_PROBLEM DESCRIPTION_
Extract every line of the material below and reproduce it faithfully.

_ENTRIES SUPPLIED_
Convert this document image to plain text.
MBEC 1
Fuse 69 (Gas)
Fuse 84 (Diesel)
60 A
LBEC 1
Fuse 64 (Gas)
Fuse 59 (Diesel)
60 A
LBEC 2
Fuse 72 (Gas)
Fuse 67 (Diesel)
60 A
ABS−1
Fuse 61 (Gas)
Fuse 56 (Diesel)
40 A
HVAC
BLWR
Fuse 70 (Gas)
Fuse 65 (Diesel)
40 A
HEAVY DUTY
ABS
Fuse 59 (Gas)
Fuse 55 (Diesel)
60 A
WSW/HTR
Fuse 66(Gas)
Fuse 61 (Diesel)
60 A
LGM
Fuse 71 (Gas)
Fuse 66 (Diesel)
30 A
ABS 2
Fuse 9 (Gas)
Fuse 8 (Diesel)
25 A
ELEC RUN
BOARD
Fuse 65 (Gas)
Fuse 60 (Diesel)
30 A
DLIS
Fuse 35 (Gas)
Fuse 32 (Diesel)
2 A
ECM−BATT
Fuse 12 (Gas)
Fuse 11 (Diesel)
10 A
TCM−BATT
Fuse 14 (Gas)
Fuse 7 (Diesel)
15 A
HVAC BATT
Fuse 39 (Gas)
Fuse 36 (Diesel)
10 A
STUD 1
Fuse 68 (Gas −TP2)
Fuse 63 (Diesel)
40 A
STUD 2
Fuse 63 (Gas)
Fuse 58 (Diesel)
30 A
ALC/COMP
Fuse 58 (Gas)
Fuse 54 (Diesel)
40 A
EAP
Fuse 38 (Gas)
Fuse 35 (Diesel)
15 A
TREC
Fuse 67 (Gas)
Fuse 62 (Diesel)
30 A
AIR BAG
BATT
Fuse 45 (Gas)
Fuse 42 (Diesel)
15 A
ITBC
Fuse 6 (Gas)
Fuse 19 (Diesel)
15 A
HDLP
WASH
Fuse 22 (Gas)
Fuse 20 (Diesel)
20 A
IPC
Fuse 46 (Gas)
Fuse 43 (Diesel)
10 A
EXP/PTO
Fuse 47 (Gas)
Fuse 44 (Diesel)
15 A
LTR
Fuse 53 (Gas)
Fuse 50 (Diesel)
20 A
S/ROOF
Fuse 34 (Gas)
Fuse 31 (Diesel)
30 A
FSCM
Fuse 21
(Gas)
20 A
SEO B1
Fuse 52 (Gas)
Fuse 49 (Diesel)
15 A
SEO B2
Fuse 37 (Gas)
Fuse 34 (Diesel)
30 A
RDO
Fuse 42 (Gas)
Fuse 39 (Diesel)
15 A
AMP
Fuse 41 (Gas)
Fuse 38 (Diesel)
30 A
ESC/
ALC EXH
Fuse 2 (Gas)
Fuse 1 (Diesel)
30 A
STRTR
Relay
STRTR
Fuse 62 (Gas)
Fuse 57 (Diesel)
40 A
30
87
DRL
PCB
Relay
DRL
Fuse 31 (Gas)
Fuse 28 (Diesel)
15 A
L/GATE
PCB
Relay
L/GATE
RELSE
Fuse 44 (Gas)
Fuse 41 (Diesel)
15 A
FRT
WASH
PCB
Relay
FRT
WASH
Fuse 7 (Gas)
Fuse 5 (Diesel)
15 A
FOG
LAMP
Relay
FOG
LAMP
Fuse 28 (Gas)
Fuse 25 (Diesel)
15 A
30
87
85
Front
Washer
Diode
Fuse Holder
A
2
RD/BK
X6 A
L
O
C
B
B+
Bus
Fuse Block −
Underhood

_COMPLETE OUTPUT_
Convert this document image to plain text.
MBEC 1
Fuse 69 (Gas)
Fuse 84 (Diesel)
60 A
LBEC 1
Fuse 64 (Gas)
Fuse 59 (Diesel)
60 A
LBEC 2
Fuse 72 (Gas)
Fuse 67 (Diesel)
60 A
ABS−1
Fuse 61 (Gas)
Fuse 56 (Diesel)
40 A
HVAC
BLWR
Fuse 70 (Gas)
Fuse 65 (Diesel)
40 A
HEAVY DUTY
ABS
Fuse 59 (Gas)
Fuse 55 (Diesel)
60 A
WSW/HTR
Fuse 66(Gas)
Fuse 61 (Diesel)
60 A
LGM
Fuse 71 (Gas)
Fuse 66 (Diesel)
30 A
ABS 2
Fuse 9 (Gas)
Fuse 8 (Diesel)
25 A
ELEC RUN
BOARD
Fuse 65 (Gas)
Fuse 60 (Diesel)
30 A
DLIS
Fuse 35 (Gas)
Fuse 32 (Diesel)
2 A
ECM−BATT
Fuse 12 (Gas)
Fuse 11 (Diesel)
10 A
TCM−BATT
Fuse 14 (Gas)
Fuse 7 (Diesel)
15 A
HVAC BATT
Fuse 39 (Gas)
Fuse 36 (Diesel)
10 A
STUD 1
Fuse 68 (Gas −TP2)
Fuse 63 (Diesel)
40 A
STUD 2
Fuse 63 (Gas)
Fuse 58 (Diesel)
30 A
ALC/COMP
Fuse 58 (Gas)
Fuse 54 (Diesel)
40 A
EAP
Fuse 38 (Gas)
Fuse 35 (Diesel)
15 A
TREC
Fuse 67 (Gas)
Fuse 62 (Diesel)
30 A
AIR BAG
BATT
Fuse 45 (Gas)
Fuse 42 (Diesel)
15 A
ITBC
Fuse 6 (Gas)
Fuse 19 (Diesel)
15 A
HDLP
WASH
Fuse 22 (Gas)
Fuse 20 (Diesel)
20 A
IPC
Fuse 46 (Gas)
Fuse 43 (Diesel)
10 A
EXP/PTO
Fuse 47 (Gas)
Fuse 44 (Diesel)
15 A
LTR
Fuse 53 (Gas)
Fuse 50 (Diesel)
20 A
S/ROOF
Fuse 34 (Gas)
Fuse 31 (Diesel)
30 A
FSCM
Fuse 21
(Gas)
20 A
SEO B1
Fuse 52 (Gas)
Fuse 49 (Diesel)
15 A
SEO B2
Fuse 37 (Gas)
Fuse 34 (Diesel)
30 A
RDO
Fuse 42 (Gas)
Fuse 39 (Diesel)
15 A
AMP
Fuse 41 (Gas)
Fuse 38 (Diesel)
30 A
ESC/
ALC EXH
Fuse 2 (Gas)
Fuse 1 (Diesel)
30 A
STRTR
Relay
STRTR
Fuse 62 (Gas)
Fuse 57 (Diesel)
40 A
30
87
DRL
PCB
Relay
DRL
Fuse 31 (Gas)
Fuse 28 (Diesel)
15 A
L/GATE
PCB
Relay
L/GATE
RELSE
Fuse 44 (Gas)
Fuse 41 (Diesel)
15 A
FRT
WASH
PCB
Relay
FRT
WASH
Fuse 7 (Gas)
Fuse 5 (Diesel)
15 A
FOG
LAMP
Relay
FOG
LAMP
Fuse 28 (Gas)
Fuse 25 (Diesel)
15 A
30
87
85
Front
Washer
Diode
Fuse Holder
A
2
RD/BK
X6 A
L
O
C
B
B+
Bus
Fuse Block −
Underhood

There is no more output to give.